### Available data

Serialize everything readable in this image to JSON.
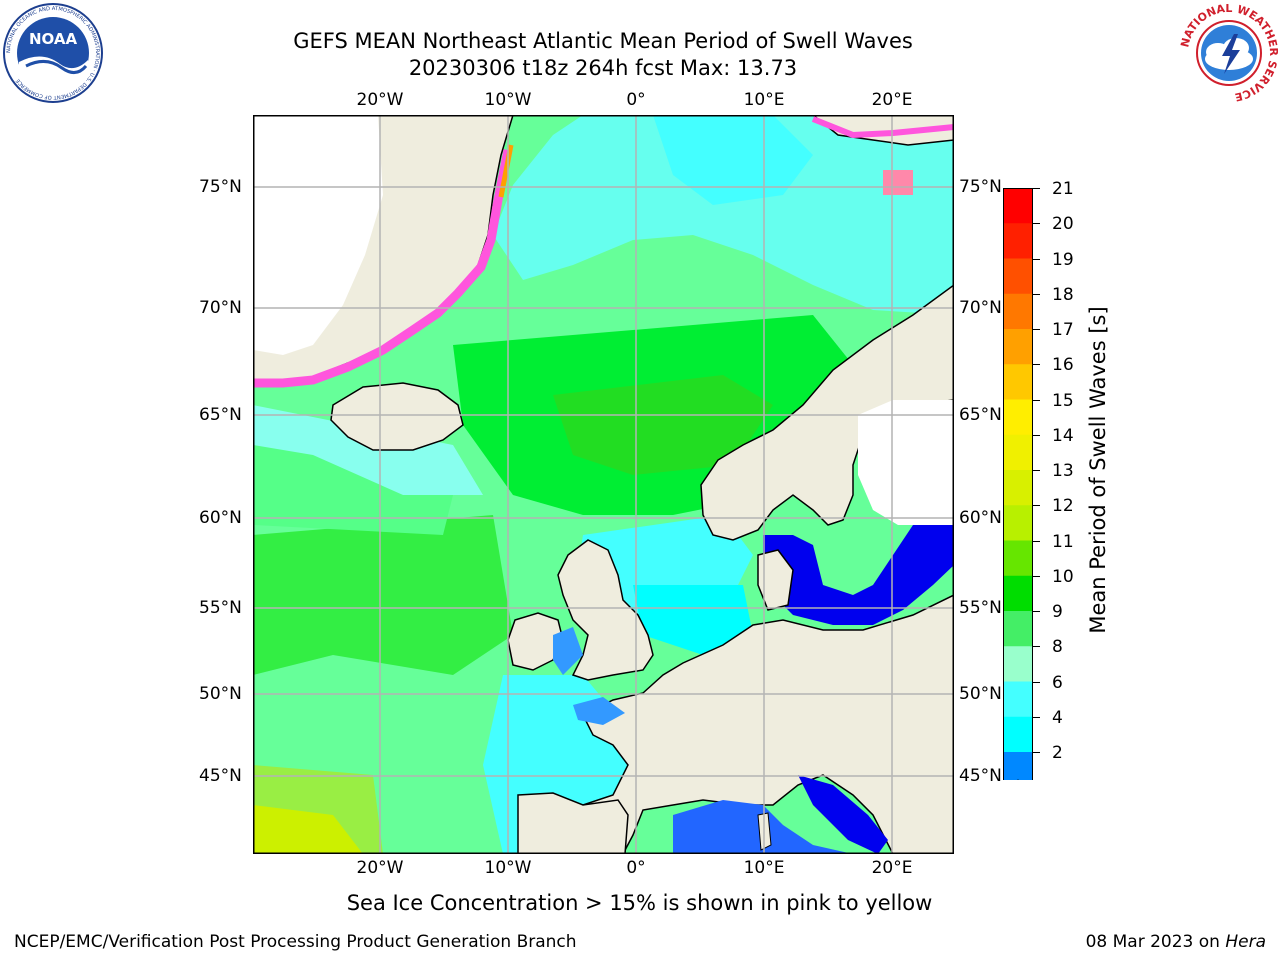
{
  "title": {
    "line1": "GEFS MEAN Northeast Atlantic Mean Period of Swell Waves",
    "line2": "20230306 t18z 264h fcst   Max: 13.73"
  },
  "logos": {
    "left_icon": "noaa-logo-icon",
    "left_text": "NOAA",
    "left_ring_text": "NATIONAL OCEANIC AND ATMOSPHERIC ADMINISTRATION · U.S. DEPARTMENT OF COMMERCE",
    "right_icon": "national-weather-service-logo-icon",
    "right_ring_text": "NATIONAL WEATHER SERVICE"
  },
  "map": {
    "lon_labels_top": [
      "20°W",
      "10°W",
      "0°",
      "10°E",
      "20°E"
    ],
    "lon_labels_bottom": [
      "20°W",
      "10°W",
      "0°",
      "10°E",
      "20°E"
    ],
    "lat_labels_left": [
      "75°N",
      "70°N",
      "65°N",
      "60°N",
      "55°N",
      "50°N",
      "45°N"
    ],
    "lat_labels_right": [
      "75°N",
      "70°N",
      "65°N",
      "60°N",
      "55°N",
      "50°N",
      "45°N"
    ],
    "land_color": "#efedde",
    "grid_color": "#b4b4b4"
  },
  "colorbar": {
    "title": "Mean Period of Swell Waves [s]",
    "tick_labels": [
      "21",
      "20",
      "19",
      "18",
      "17",
      "16",
      "15",
      "14",
      "13",
      "12",
      "11",
      "10",
      "9",
      "8",
      "6",
      "4",
      "2"
    ],
    "colors_top_to_bottom": [
      "#ff0000",
      "#ff2000",
      "#ff5000",
      "#ff7800",
      "#ffa000",
      "#ffc800",
      "#ffee00",
      "#f0f000",
      "#d8f000",
      "#b8f000",
      "#66e600",
      "#00dd00",
      "#44ee66",
      "#99ffcc",
      "#44ffff",
      "#00ffff",
      "#0088ff"
    ],
    "extend_color": "#0000ee"
  },
  "ice_note": "Sea Ice Concentration > 15% is shown in pink to yellow",
  "footer": {
    "left": "NCEP/EMC/Verification Post Processing Product Generation Branch",
    "right_prefix": "08 Mar 2023 on ",
    "right_host": "Hera"
  }
}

######

» **Exercise objective**: Write the listing above out again exactly, dropping each image.

» **Solution**:
Serialize everything readable in this image to JSON.
{
  "title": {
    "line1": "GEFS MEAN Northeast Atlantic Mean Period of Swell Waves",
    "line2": "20230306 t18z 264h fcst   Max: 13.73"
  },
  "logos": {
    "left_icon": "noaa-logo-icon",
    "left_text": "NOAA",
    "left_ring_text": "NATIONAL OCEANIC AND ATMOSPHERIC ADMINISTRATION · U.S. DEPARTMENT OF COMMERCE",
    "right_icon": "national-weather-service-logo-icon",
    "right_ring_text": "NATIONAL WEATHER SERVICE"
  },
  "map": {
    "lon_labels_top": [
      "20°W",
      "10°W",
      "0°",
      "10°E",
      "20°E"
    ],
    "lon_labels_bottom": [
      "20°W",
      "10°W",
      "0°",
      "10°E",
      "20°E"
    ],
    "lat_labels_left": [
      "75°N",
      "70°N",
      "65°N",
      "60°N",
      "55°N",
      "50°N",
      "45°N"
    ],
    "lat_labels_right": [
      "75°N",
      "70°N",
      "65°N",
      "60°N",
      "55°N",
      "50°N",
      "45°N"
    ],
    "land_color": "#efedde",
    "grid_color": "#b4b4b4"
  },
  "colorbar": {
    "title": "Mean Period of Swell Waves [s]",
    "tick_labels": [
      "21",
      "20",
      "19",
      "18",
      "17",
      "16",
      "15",
      "14",
      "13",
      "12",
      "11",
      "10",
      "9",
      "8",
      "6",
      "4",
      "2"
    ],
    "colors_top_to_bottom": [
      "#ff0000",
      "#ff2000",
      "#ff5000",
      "#ff7800",
      "#ffa000",
      "#ffc800",
      "#ffee00",
      "#f0f000",
      "#d8f000",
      "#b8f000",
      "#66e600",
      "#00dd00",
      "#44ee66",
      "#99ffcc",
      "#44ffff",
      "#00ffff",
      "#0088ff"
    ],
    "extend_color": "#0000ee"
  },
  "ice_note": "Sea Ice Concentration > 15% is shown in pink to yellow",
  "footer": {
    "left": "NCEP/EMC/Verification Post Processing Product Generation Branch",
    "right_prefix": "08 Mar 2023 on ",
    "right_host": "Hera"
  }
}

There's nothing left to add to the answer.